• _Stated goal_
Reproduce, character for character, the records from their first line up to and including the line with "svg-text:Si: Si <box>478 173 486 183</box>".

--- Data provided ---

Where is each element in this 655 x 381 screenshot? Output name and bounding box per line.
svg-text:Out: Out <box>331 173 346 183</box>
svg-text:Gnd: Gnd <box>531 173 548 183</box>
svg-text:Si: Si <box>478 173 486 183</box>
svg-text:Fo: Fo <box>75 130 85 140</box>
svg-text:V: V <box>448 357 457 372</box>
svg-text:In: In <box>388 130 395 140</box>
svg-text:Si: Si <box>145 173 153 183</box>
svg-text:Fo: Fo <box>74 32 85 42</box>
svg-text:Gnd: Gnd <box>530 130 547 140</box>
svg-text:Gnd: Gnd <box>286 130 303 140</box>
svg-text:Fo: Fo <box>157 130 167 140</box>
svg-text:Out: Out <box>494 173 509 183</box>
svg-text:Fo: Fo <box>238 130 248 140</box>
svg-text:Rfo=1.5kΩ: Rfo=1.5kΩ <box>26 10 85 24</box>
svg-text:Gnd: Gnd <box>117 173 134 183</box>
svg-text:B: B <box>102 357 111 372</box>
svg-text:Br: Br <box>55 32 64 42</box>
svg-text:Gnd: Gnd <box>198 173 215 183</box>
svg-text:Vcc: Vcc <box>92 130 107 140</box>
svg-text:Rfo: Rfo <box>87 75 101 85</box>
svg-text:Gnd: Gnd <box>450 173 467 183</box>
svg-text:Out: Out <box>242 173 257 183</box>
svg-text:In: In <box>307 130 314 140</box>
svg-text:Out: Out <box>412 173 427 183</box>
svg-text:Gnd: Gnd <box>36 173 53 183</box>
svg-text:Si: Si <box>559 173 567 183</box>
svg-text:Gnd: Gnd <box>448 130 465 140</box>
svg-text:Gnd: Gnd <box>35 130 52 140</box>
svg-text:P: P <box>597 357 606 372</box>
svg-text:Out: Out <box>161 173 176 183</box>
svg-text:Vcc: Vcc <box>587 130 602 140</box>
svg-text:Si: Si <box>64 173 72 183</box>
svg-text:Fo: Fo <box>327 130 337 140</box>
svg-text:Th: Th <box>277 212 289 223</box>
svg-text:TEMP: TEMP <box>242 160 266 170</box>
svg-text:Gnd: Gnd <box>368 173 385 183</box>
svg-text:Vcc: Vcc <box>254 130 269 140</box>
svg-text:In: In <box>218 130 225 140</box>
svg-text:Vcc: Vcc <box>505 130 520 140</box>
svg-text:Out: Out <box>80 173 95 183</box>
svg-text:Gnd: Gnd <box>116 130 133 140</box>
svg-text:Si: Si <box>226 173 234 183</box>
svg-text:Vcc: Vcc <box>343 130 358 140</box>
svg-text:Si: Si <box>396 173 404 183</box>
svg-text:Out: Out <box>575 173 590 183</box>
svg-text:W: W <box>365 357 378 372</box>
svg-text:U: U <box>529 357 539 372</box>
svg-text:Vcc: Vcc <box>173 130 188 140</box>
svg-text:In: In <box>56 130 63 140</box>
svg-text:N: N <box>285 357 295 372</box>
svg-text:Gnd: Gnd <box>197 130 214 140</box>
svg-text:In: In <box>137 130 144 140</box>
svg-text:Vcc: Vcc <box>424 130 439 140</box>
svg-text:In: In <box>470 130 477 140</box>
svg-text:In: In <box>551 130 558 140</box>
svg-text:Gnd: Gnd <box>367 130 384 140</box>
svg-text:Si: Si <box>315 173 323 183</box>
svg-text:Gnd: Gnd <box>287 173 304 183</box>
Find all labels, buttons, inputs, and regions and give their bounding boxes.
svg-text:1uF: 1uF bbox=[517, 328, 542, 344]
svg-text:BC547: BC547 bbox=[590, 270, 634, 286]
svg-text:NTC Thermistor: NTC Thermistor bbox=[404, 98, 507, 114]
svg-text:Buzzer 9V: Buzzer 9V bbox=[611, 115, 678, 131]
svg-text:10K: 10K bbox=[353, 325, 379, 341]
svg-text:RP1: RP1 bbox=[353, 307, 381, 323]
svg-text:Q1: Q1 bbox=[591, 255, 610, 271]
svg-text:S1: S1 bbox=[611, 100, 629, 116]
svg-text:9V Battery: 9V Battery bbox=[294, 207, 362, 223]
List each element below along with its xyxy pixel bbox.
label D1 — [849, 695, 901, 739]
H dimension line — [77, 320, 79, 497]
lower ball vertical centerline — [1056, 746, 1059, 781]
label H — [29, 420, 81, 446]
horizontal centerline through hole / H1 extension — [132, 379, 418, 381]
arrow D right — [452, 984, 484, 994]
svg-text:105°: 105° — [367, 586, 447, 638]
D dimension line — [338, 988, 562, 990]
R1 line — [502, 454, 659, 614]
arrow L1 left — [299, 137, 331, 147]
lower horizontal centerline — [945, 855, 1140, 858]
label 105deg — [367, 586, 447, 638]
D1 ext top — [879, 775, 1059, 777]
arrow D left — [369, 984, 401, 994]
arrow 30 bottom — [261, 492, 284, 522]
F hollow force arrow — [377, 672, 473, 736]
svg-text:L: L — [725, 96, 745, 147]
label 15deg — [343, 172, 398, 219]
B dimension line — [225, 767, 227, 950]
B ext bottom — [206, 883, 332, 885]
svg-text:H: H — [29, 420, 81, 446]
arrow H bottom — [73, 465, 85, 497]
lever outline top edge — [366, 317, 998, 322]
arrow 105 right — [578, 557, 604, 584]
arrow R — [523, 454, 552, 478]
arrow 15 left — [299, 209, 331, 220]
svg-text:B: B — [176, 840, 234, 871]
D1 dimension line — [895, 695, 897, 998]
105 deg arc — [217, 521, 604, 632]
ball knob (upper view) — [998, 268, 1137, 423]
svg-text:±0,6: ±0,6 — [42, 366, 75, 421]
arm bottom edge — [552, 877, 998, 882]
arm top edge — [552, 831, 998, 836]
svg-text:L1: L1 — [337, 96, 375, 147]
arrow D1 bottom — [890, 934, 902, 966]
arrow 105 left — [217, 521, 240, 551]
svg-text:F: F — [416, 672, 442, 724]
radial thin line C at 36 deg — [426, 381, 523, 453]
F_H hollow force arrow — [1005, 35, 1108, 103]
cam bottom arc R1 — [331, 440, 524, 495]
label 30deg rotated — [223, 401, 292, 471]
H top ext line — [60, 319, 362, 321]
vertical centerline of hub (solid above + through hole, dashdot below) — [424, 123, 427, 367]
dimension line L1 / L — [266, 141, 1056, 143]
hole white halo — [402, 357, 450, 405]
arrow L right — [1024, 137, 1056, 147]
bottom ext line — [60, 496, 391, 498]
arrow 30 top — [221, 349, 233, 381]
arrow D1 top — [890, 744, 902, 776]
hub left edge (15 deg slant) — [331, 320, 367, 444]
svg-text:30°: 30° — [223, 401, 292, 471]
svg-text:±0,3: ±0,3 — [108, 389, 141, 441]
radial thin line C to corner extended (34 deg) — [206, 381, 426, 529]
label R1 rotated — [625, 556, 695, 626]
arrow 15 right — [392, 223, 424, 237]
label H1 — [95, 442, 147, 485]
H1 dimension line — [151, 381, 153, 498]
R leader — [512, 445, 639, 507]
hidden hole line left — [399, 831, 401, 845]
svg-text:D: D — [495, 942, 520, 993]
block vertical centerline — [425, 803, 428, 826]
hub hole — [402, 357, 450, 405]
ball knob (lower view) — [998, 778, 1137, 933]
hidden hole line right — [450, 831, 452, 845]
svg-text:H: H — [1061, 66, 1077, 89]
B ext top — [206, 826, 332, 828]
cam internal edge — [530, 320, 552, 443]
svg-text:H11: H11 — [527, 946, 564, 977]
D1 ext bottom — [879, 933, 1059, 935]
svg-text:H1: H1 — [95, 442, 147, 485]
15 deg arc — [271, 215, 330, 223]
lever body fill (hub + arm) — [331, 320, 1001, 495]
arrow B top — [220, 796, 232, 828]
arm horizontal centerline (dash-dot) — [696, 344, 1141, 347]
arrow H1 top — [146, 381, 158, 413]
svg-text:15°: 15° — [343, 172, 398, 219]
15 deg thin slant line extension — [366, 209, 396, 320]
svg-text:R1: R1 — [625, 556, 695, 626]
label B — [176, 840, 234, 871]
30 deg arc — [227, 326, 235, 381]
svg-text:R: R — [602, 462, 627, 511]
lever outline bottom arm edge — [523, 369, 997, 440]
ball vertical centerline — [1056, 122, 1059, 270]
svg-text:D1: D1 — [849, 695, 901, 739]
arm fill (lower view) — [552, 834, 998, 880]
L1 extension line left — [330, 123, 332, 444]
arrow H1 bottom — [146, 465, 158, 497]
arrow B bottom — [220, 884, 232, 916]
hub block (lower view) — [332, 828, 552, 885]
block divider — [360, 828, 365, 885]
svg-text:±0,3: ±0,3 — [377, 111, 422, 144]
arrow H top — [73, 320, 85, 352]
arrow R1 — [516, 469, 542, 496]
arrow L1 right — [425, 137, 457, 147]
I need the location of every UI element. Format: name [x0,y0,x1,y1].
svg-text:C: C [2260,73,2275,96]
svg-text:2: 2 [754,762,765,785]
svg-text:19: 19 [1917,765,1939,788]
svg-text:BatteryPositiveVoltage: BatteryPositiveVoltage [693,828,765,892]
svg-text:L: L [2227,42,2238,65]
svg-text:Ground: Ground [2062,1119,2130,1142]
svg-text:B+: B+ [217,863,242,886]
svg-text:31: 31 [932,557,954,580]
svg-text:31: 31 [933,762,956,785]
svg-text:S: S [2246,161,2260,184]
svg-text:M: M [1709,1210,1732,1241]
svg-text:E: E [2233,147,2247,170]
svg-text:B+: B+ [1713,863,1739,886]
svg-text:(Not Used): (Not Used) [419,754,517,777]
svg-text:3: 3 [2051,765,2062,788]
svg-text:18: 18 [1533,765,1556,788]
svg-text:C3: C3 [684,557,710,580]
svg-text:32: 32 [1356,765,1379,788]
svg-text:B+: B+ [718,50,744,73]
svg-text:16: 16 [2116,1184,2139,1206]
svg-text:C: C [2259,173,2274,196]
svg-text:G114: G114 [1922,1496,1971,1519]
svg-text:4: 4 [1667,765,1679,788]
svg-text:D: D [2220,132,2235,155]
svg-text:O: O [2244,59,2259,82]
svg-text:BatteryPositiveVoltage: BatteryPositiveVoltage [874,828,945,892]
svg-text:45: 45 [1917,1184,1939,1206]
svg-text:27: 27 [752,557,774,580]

---

• _Solution to this exercise_
Where is each element in this 655 x 381 screenshot? Output name and bounding box per line.
svg-text:Out: Out <box>331 173 346 183</box>
svg-text:Gnd: Gnd <box>531 173 548 183</box>
svg-text:Si: Si <box>478 173 486 183</box>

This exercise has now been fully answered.